---------- Supplied records
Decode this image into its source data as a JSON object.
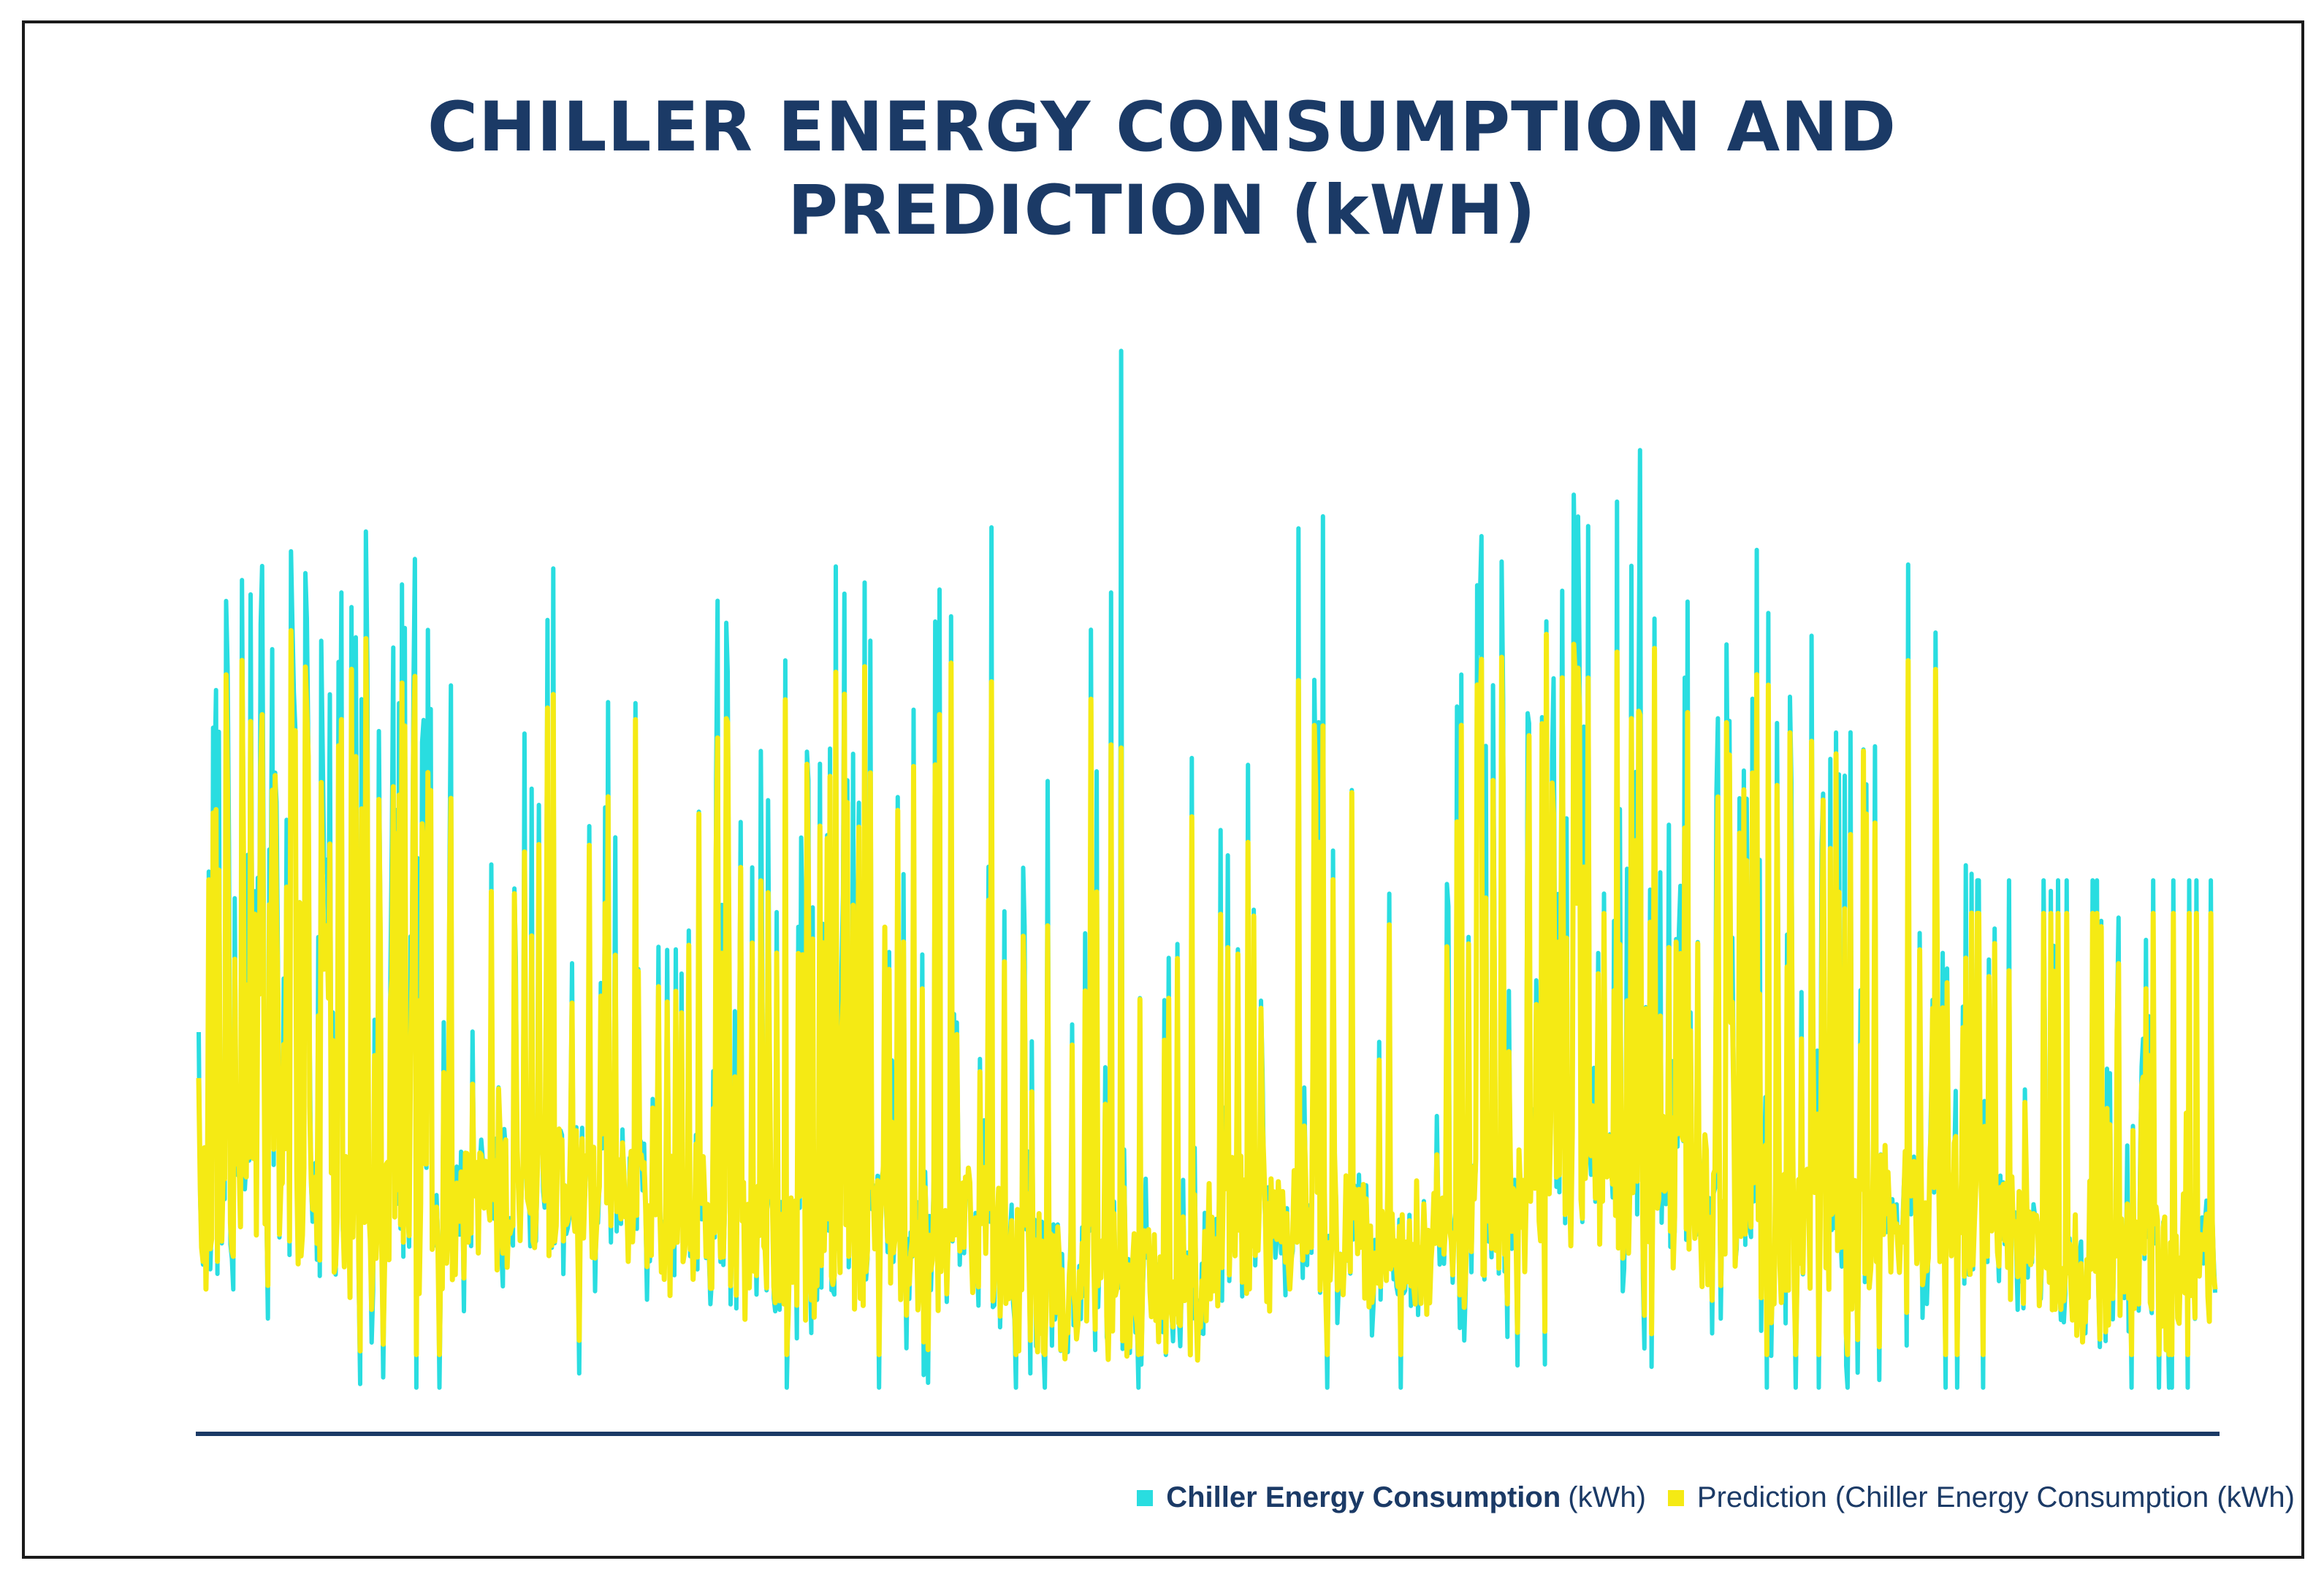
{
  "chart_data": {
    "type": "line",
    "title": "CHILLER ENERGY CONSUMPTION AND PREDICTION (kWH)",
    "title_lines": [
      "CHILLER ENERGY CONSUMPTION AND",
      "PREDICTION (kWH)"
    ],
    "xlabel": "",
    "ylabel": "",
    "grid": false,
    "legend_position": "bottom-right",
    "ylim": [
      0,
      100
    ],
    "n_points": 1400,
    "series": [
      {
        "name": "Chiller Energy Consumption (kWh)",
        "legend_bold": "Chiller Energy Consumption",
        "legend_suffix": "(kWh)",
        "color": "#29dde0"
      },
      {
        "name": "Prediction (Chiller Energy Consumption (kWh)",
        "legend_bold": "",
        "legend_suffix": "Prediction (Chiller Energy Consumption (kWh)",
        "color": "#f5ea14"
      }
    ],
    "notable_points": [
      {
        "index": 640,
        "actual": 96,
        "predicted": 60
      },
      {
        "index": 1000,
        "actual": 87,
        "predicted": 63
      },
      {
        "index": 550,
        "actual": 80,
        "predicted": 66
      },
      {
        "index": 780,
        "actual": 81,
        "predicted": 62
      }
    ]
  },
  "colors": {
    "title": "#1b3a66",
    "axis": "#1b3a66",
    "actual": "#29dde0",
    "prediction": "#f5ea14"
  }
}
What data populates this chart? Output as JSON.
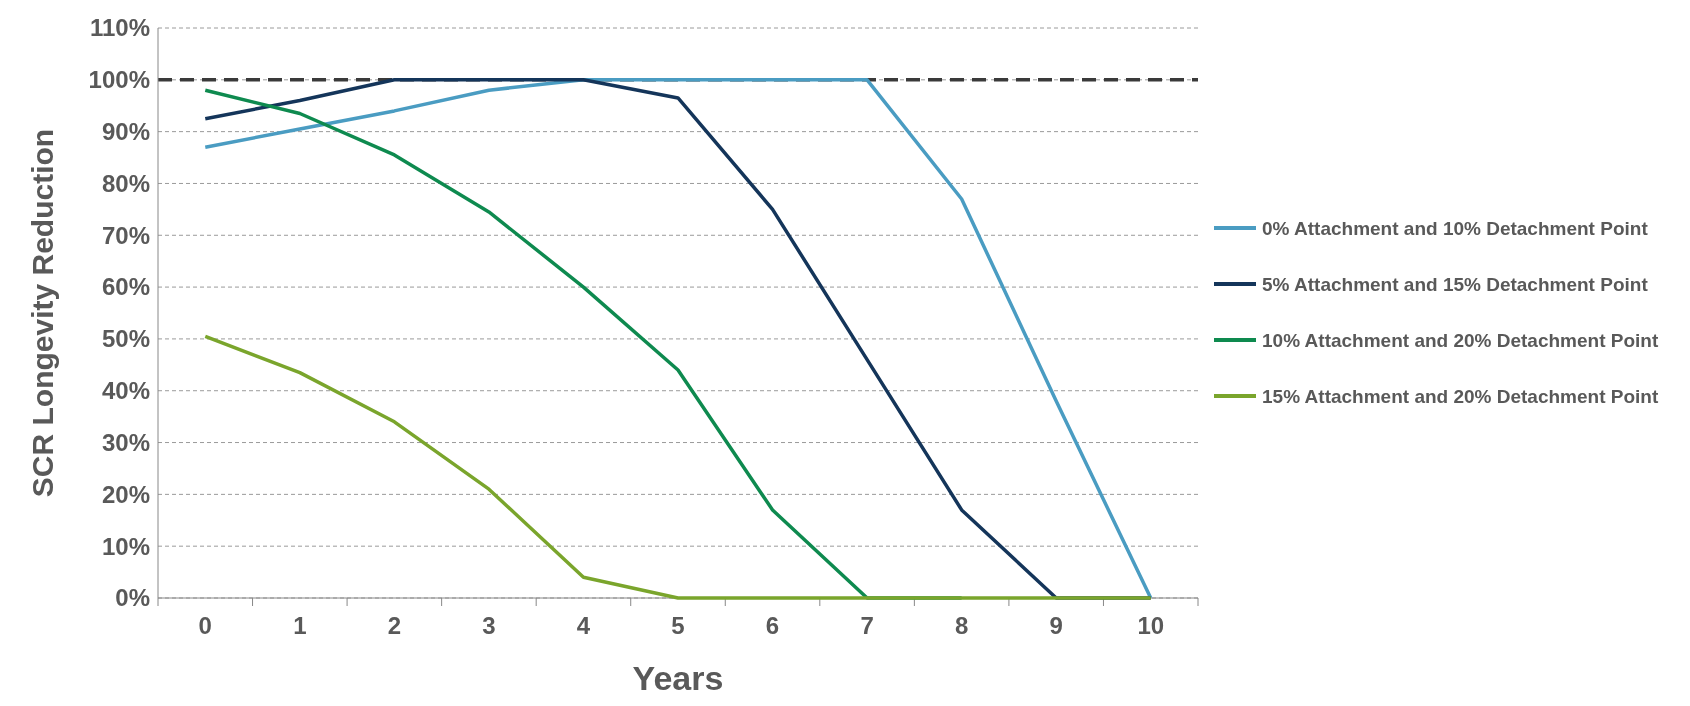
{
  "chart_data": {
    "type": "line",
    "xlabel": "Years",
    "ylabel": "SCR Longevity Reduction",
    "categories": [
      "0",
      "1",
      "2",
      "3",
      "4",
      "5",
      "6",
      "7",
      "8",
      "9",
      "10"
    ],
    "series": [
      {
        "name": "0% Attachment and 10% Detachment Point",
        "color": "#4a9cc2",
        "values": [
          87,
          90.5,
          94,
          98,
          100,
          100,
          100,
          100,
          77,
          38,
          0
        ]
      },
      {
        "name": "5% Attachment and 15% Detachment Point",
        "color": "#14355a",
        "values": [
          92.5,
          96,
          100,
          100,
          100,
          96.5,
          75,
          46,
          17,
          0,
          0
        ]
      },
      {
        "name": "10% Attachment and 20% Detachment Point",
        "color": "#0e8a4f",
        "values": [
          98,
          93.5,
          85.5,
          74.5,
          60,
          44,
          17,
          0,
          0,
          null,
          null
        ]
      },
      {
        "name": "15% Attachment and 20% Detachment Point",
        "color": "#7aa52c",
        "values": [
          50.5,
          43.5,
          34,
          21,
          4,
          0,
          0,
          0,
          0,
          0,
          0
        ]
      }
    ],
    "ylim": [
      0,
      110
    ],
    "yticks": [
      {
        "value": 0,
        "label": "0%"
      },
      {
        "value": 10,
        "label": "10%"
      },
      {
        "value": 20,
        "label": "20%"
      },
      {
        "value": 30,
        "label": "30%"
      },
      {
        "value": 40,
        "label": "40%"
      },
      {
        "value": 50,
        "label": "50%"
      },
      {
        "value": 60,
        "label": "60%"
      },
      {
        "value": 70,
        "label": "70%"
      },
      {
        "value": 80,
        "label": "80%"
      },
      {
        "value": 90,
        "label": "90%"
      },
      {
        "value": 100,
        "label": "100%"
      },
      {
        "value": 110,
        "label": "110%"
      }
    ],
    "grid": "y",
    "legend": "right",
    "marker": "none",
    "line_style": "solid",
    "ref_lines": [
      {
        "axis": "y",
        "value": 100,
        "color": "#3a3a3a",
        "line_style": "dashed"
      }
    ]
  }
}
--------------------
→ **What the exercise asks**
Repeat the listing in full and exactly. Leave any pictures out.

→ **Solution to this task**
Decode this image into its source data as a JSON object.
{
  "chart_data": {
    "type": "line",
    "title": "CHILLER ENERGY CONSUMPTION AND PREDICTION (kWH)",
    "title_lines": [
      "CHILLER ENERGY CONSUMPTION AND",
      "PREDICTION (kWH)"
    ],
    "xlabel": "",
    "ylabel": "",
    "grid": false,
    "legend_position": "bottom-right",
    "ylim": [
      0,
      100
    ],
    "n_points": 1400,
    "series": [
      {
        "name": "Chiller Energy Consumption (kWh)",
        "legend_bold": "Chiller Energy Consumption",
        "legend_suffix": "(kWh)",
        "color": "#29dde0"
      },
      {
        "name": "Prediction (Chiller Energy Consumption (kWh)",
        "legend_bold": "",
        "legend_suffix": "Prediction (Chiller Energy Consumption (kWh)",
        "color": "#f5ea14"
      }
    ],
    "notable_points": [
      {
        "index": 640,
        "actual": 96,
        "predicted": 60
      },
      {
        "index": 1000,
        "actual": 87,
        "predicted": 63
      },
      {
        "index": 550,
        "actual": 80,
        "predicted": 66
      },
      {
        "index": 780,
        "actual": 81,
        "predicted": 62
      }
    ]
  },
  "colors": {
    "title": "#1b3a66",
    "axis": "#1b3a66",
    "actual": "#29dde0",
    "prediction": "#f5ea14"
  }
}
What data populates this chart? Output as JSON.
{
  "chart_data": {
    "type": "line",
    "xlabel": "Years",
    "ylabel": "SCR Longevity Reduction",
    "categories": [
      "0",
      "1",
      "2",
      "3",
      "4",
      "5",
      "6",
      "7",
      "8",
      "9",
      "10"
    ],
    "series": [
      {
        "name": "0% Attachment and 10% Detachment Point",
        "color": "#4a9cc2",
        "values": [
          87,
          90.5,
          94,
          98,
          100,
          100,
          100,
          100,
          77,
          38,
          0
        ]
      },
      {
        "name": "5% Attachment and 15% Detachment Point",
        "color": "#14355a",
        "values": [
          92.5,
          96,
          100,
          100,
          100,
          96.5,
          75,
          46,
          17,
          0,
          0
        ]
      },
      {
        "name": "10% Attachment and 20% Detachment Point",
        "color": "#0e8a4f",
        "values": [
          98,
          93.5,
          85.5,
          74.5,
          60,
          44,
          17,
          0,
          0,
          null,
          null
        ]
      },
      {
        "name": "15% Attachment and 20% Detachment Point",
        "color": "#7aa52c",
        "values": [
          50.5,
          43.5,
          34,
          21,
          4,
          0,
          0,
          0,
          0,
          0,
          0
        ]
      }
    ],
    "ylim": [
      0,
      110
    ],
    "yticks": [
      {
        "value": 0,
        "label": "0%"
      },
      {
        "value": 10,
        "label": "10%"
      },
      {
        "value": 20,
        "label": "20%"
      },
      {
        "value": 30,
        "label": "30%"
      },
      {
        "value": 40,
        "label": "40%"
      },
      {
        "value": 50,
        "label": "50%"
      },
      {
        "value": 60,
        "label": "60%"
      },
      {
        "value": 70,
        "label": "70%"
      },
      {
        "value": 80,
        "label": "80%"
      },
      {
        "value": 90,
        "label": "90%"
      },
      {
        "value": 100,
        "label": "100%"
      },
      {
        "value": 110,
        "label": "110%"
      }
    ],
    "grid": "y",
    "legend": "right",
    "marker": "none",
    "line_style": "solid",
    "ref_lines": [
      {
        "axis": "y",
        "value": 100,
        "color": "#3a3a3a",
        "line_style": "dashed"
      }
    ]
  }
}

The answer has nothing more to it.